# 閱讀選段
中國音樂史學研究理念拓展的意義

作者單位:中國藝術研究院音樂研究所

標題注釋:本文為國家社科基金藝術學項目「中國樂籍制度與傳統音樂文化」(項目編號12BD034)成果之一。

一、西方音樂史研究模式對中國音樂史學研究的影響

學界認知20世紀20年代川人葉伯和撰寫的《中國音樂史》是在西方音樂史學理念影響下開中國音樂史學之先河。西方音樂史學秉持了探究西方專業音樂發展脈絡的治史理念,恆定音樂藝術,重在研究音樂本體以及作曲家、演奏家、歌唱家,重音樂技巧、技能,強調音樂風格流派等。雖然也把握不同區域和國度在相同理念下的風格差異,但更多注重創作者的個人體驗以及技術理論的發展。雖也看到專業音樂創作對於宗教和世俗社會的雙重意義,但更多還是以審美、欣賞認知。應該說,西方之歐洲專業音樂創作在文藝復興之後的數百年間發展演化相對成熟,如此成就學者們強調音樂藝術的基本治史理念。當中國學者以此為參照,便形成以音樂藝術認知治中國音樂史的意義。

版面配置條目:
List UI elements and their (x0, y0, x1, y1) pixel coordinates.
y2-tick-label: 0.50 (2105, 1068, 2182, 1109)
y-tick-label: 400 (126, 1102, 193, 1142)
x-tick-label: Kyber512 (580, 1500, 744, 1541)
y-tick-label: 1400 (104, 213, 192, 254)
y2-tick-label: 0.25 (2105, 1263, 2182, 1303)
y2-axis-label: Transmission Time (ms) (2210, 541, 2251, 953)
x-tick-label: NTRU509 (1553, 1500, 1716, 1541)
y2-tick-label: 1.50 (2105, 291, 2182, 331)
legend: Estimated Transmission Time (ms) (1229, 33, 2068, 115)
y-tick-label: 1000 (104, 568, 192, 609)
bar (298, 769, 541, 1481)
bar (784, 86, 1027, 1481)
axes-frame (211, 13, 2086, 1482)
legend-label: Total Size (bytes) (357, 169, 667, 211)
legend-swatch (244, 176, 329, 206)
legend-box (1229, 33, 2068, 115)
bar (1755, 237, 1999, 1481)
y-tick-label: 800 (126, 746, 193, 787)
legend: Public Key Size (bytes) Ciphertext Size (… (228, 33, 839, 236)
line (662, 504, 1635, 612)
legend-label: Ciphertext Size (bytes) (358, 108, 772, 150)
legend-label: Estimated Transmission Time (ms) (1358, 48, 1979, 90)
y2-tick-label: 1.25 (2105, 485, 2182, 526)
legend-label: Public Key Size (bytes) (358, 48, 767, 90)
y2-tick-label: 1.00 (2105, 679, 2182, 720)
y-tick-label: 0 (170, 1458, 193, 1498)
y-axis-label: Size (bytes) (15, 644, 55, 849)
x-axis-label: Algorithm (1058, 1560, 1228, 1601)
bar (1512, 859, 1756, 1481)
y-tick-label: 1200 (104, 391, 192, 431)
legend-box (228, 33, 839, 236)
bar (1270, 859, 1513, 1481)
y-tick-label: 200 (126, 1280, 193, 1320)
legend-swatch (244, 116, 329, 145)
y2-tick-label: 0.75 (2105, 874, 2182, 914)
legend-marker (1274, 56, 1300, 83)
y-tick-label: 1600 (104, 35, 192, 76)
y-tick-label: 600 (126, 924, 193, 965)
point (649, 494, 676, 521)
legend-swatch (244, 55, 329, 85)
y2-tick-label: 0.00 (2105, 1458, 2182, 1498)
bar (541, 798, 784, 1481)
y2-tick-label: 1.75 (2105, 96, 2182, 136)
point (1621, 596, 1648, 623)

# 待辦事項
a. 依關於中國音樂史學研究的選段,學界認為開中國音樂史學之先河的是哪部著作?
b. 請從條目的第一行起,一直到含有「legend-label: Ciphertext Size」的那一行為止(首尾兩行均包括在內),重新寫出這些行,將其中的「axes-frame」改為「plot-frame」,其餘內容一律不變。
選段與各條目彼此獨立,互不相關。

# 各題答案
a. 20世紀20年代川人葉伯和撰寫的《中國音樂史》。

b.
List UI elements and their (x0, y0, x1, y1) pixel coordinates.
y2-tick-label: 0.50 (2105, 1068, 2182, 1109)
y-tick-label: 400 (126, 1102, 193, 1142)
x-tick-label: Kyber512 (580, 1500, 744, 1541)
y-tick-label: 1400 (104, 213, 192, 254)
y2-tick-label: 0.25 (2105, 1263, 2182, 1303)
y2-axis-label: Transmission Time (ms) (2210, 541, 2251, 953)
x-tick-label: NTRU509 (1553, 1500, 1716, 1541)
y2-tick-label: 1.50 (2105, 291, 2182, 331)
legend: Estimated Transmission Time (ms) (1229, 33, 2068, 115)
y-tick-label: 1000 (104, 568, 192, 609)
bar (298, 769, 541, 1481)
bar (784, 86, 1027, 1481)
plot-frame (211, 13, 2086, 1482)
legend-label: Total Size (bytes) (357, 169, 667, 211)
legend-swatch (244, 176, 329, 206)
legend-box (1229, 33, 2068, 115)
bar (1755, 237, 1999, 1481)
y-tick-label: 800 (126, 746, 193, 787)
legend: Public Key Size (bytes) Ciphertext Size (… (228, 33, 839, 236)
line (662, 504, 1635, 612)
legend-label: Ciphertext Size (bytes) (358, 108, 772, 150)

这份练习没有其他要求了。